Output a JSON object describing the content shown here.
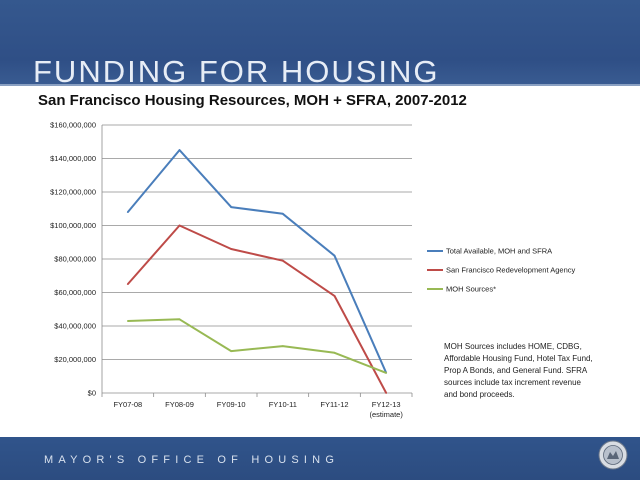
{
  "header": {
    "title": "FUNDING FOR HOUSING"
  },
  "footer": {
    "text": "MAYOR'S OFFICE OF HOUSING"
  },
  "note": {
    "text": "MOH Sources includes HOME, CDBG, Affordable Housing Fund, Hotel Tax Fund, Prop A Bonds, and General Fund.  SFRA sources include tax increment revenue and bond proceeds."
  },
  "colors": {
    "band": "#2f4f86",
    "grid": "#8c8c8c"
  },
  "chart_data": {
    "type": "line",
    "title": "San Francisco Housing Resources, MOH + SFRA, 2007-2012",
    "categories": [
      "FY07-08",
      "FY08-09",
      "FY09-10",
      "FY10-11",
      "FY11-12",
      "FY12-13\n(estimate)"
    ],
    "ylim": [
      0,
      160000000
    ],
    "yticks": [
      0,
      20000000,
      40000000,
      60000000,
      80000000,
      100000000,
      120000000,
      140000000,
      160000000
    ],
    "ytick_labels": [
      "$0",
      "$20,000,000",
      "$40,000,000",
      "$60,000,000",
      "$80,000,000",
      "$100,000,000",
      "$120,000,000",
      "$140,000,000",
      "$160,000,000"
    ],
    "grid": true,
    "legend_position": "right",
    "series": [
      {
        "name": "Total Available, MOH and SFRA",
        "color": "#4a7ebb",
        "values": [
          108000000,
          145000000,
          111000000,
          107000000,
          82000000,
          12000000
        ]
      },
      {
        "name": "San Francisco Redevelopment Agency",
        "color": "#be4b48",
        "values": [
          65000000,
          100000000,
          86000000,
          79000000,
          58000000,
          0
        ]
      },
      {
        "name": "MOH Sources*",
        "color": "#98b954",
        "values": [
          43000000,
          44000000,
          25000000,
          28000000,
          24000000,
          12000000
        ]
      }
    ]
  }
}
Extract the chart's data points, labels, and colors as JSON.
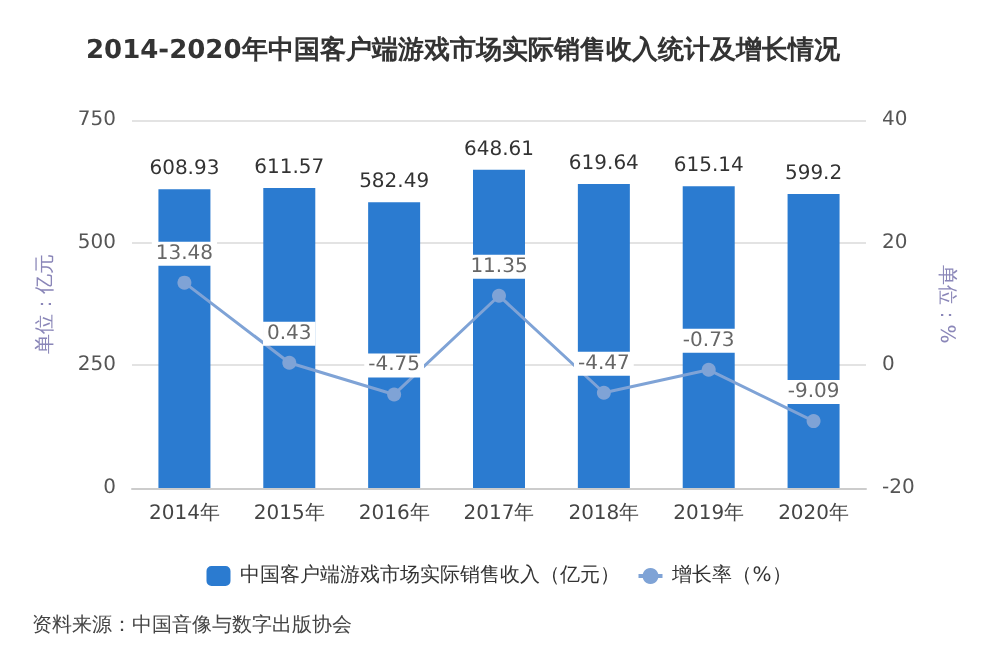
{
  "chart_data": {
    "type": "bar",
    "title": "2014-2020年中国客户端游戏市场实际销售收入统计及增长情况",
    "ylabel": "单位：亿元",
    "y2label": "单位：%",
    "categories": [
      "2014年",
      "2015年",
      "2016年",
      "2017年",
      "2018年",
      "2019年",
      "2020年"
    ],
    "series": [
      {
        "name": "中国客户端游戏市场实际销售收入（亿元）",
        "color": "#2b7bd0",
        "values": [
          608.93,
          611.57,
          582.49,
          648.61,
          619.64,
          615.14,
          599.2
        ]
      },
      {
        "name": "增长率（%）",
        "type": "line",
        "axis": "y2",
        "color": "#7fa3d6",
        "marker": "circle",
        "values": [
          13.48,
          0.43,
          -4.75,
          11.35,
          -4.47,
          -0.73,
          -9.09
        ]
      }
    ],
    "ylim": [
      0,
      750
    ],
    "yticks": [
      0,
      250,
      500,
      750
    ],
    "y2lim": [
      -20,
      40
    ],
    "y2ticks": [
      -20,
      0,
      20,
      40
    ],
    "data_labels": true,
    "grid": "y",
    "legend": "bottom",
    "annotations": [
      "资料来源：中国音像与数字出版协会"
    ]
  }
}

++++

» SET EXERCISE
Restate each entry word for word, leaving out any pictures.

» SOLUTION
Output a JSON object describing the content shown here.
{
  "header": {
    "title": "FUNDING FOR HOUSING"
  },
  "footer": {
    "text": "MAYOR'S OFFICE OF HOUSING"
  },
  "note": {
    "text": "MOH Sources includes HOME, CDBG, Affordable Housing Fund, Hotel Tax Fund, Prop A Bonds, and General Fund.  SFRA sources include tax increment revenue and bond proceeds."
  },
  "colors": {
    "band": "#2f4f86",
    "grid": "#8c8c8c"
  },
  "chart_data": {
    "type": "line",
    "title": "San Francisco Housing Resources, MOH + SFRA, 2007-2012",
    "categories": [
      "FY07-08",
      "FY08-09",
      "FY09-10",
      "FY10-11",
      "FY11-12",
      "FY12-13\n(estimate)"
    ],
    "ylim": [
      0,
      160000000
    ],
    "yticks": [
      0,
      20000000,
      40000000,
      60000000,
      80000000,
      100000000,
      120000000,
      140000000,
      160000000
    ],
    "ytick_labels": [
      "$0",
      "$20,000,000",
      "$40,000,000",
      "$60,000,000",
      "$80,000,000",
      "$100,000,000",
      "$120,000,000",
      "$140,000,000",
      "$160,000,000"
    ],
    "grid": true,
    "legend_position": "right",
    "series": [
      {
        "name": "Total Available, MOH and SFRA",
        "color": "#4a7ebb",
        "values": [
          108000000,
          145000000,
          111000000,
          107000000,
          82000000,
          12000000
        ]
      },
      {
        "name": "San Francisco Redevelopment Agency",
        "color": "#be4b48",
        "values": [
          65000000,
          100000000,
          86000000,
          79000000,
          58000000,
          0
        ]
      },
      {
        "name": "MOH Sources*",
        "color": "#98b954",
        "values": [
          43000000,
          44000000,
          25000000,
          28000000,
          24000000,
          12000000
        ]
      }
    ]
  }
}
Extract the chart's data points, labels, and colors as JSON.
{
  "chart_data": {
    "type": "bar",
    "title": "2014-2020年中国客户端游戏市场实际销售收入统计及增长情况",
    "ylabel": "单位：亿元",
    "y2label": "单位：%",
    "categories": [
      "2014年",
      "2015年",
      "2016年",
      "2017年",
      "2018年",
      "2019年",
      "2020年"
    ],
    "series": [
      {
        "name": "中国客户端游戏市场实际销售收入（亿元）",
        "color": "#2b7bd0",
        "values": [
          608.93,
          611.57,
          582.49,
          648.61,
          619.64,
          615.14,
          599.2
        ]
      },
      {
        "name": "增长率（%）",
        "type": "line",
        "axis": "y2",
        "color": "#7fa3d6",
        "marker": "circle",
        "values": [
          13.48,
          0.43,
          -4.75,
          11.35,
          -4.47,
          -0.73,
          -9.09
        ]
      }
    ],
    "ylim": [
      0,
      750
    ],
    "yticks": [
      0,
      250,
      500,
      750
    ],
    "y2lim": [
      -20,
      40
    ],
    "y2ticks": [
      -20,
      0,
      20,
      40
    ],
    "data_labels": true,
    "grid": "y",
    "legend": "bottom",
    "annotations": [
      "资料来源：中国音像与数字出版协会"
    ]
  }
}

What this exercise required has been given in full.